List all lines of the data containing the word "wallpaper".

Dataset items:

____

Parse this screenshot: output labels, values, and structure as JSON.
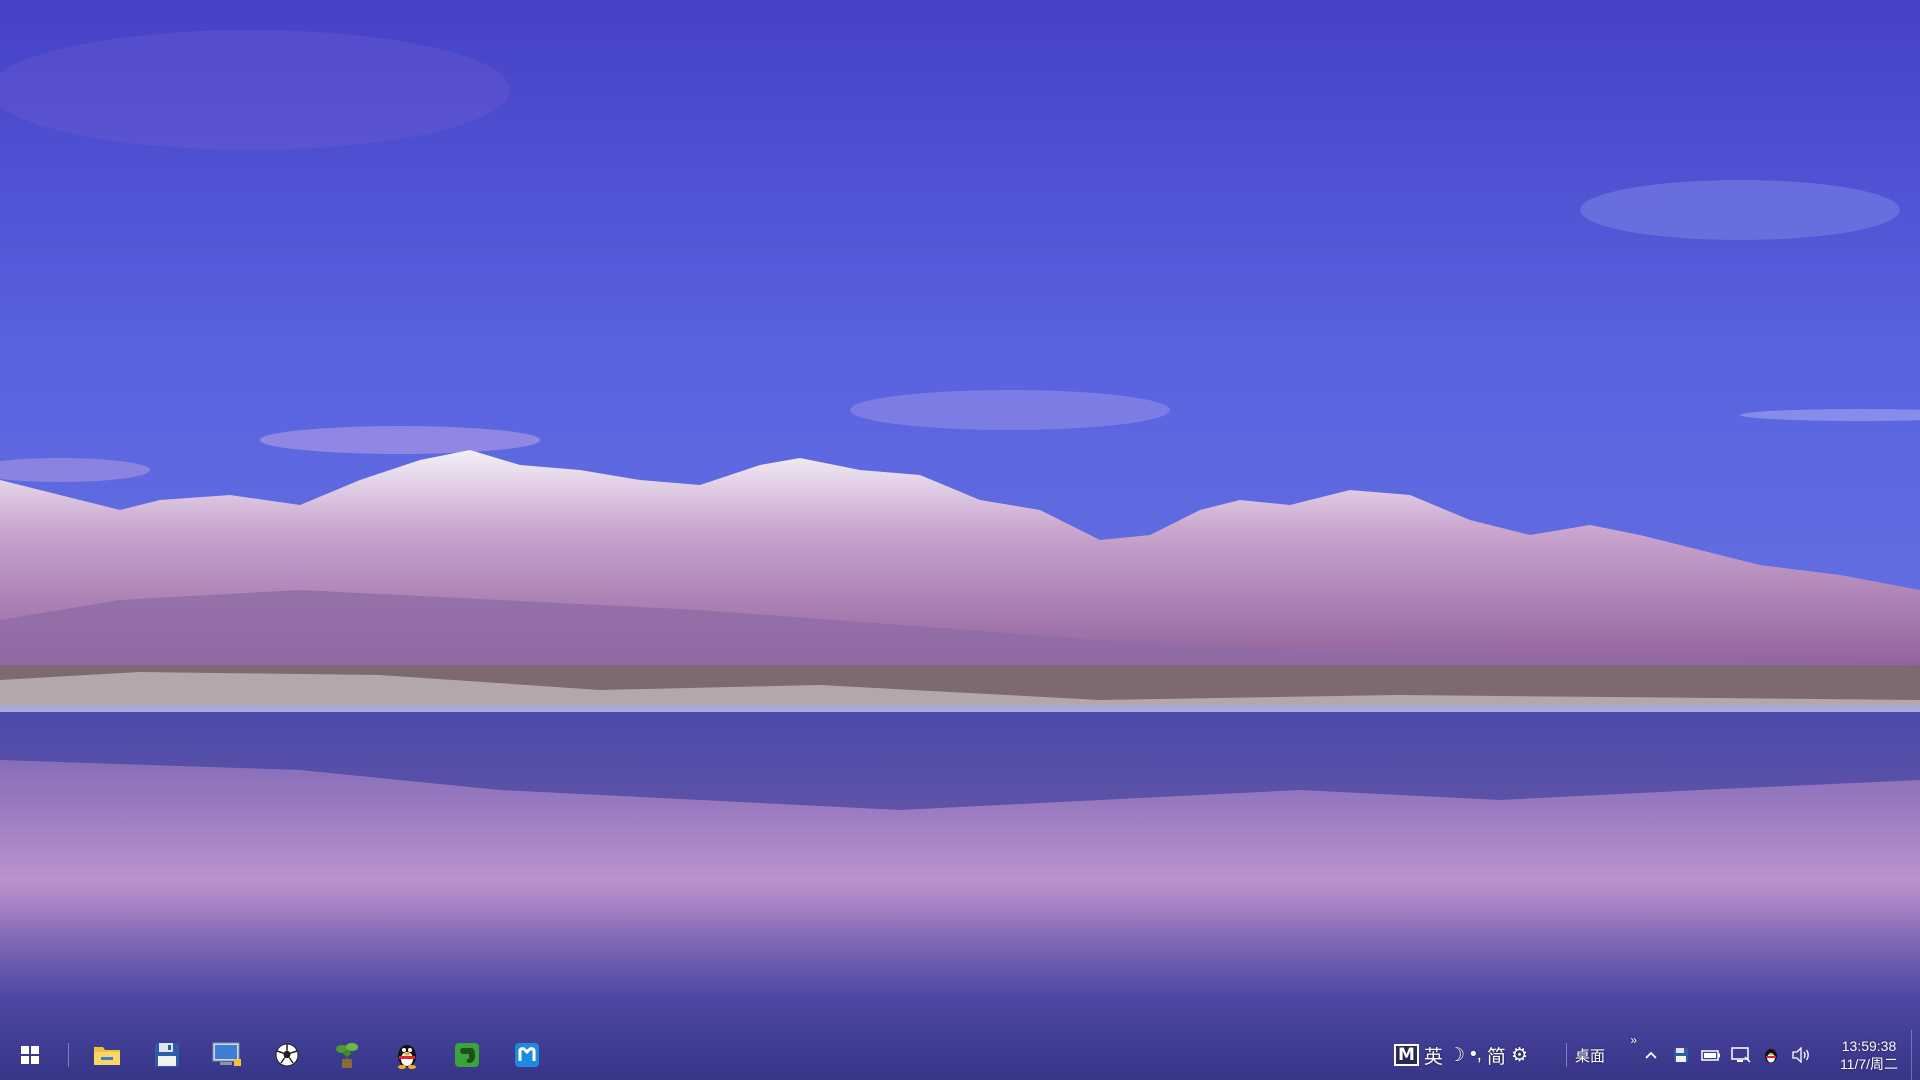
{
  "wallpaper": {
    "description_icon": "mountain-lake-wallpaper",
    "sky_top": "#4a48cd",
    "sky_mid": "#5d66e2",
    "snow": "#f2eef7",
    "mountain": "#a47ab8",
    "water": "#4e4aa8",
    "reflection": "#c79ad0"
  },
  "taskbar": {
    "start_icon": "windows-logo-icon",
    "pinned_apps": [
      {
        "id": "file-explorer",
        "icon": "folder-icon"
      },
      {
        "id": "save-app",
        "icon": "floppy-disk-icon"
      },
      {
        "id": "this-pc",
        "icon": "computer-icon"
      },
      {
        "id": "soccer-game",
        "icon": "soccer-ball-icon"
      },
      {
        "id": "plant-app",
        "icon": "plant-icon"
      },
      {
        "id": "qq",
        "icon": "penguin-icon"
      },
      {
        "id": "evernote",
        "icon": "elephant-icon"
      },
      {
        "id": "maxthon",
        "icon": "maxthon-icon"
      }
    ]
  },
  "ime": {
    "logo": "M",
    "lang": "英",
    "moon": "☽",
    "punct": "•,",
    "simplified": "简",
    "gear": "⚙"
  },
  "tray": {
    "desktop_label": "桌面",
    "double_chevron": "»",
    "up_chevron": "^",
    "icons": [
      "floppy-tray-icon",
      "battery-icon",
      "network-icon",
      "qq-tray-icon",
      "volume-icon"
    ]
  },
  "clock": {
    "time": "13:59:38",
    "date": "11/7/周二"
  }
}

____

TASK SOLUTION:
  "wallpaper": {
    "description_icon": "mountain-lake-wallpaper",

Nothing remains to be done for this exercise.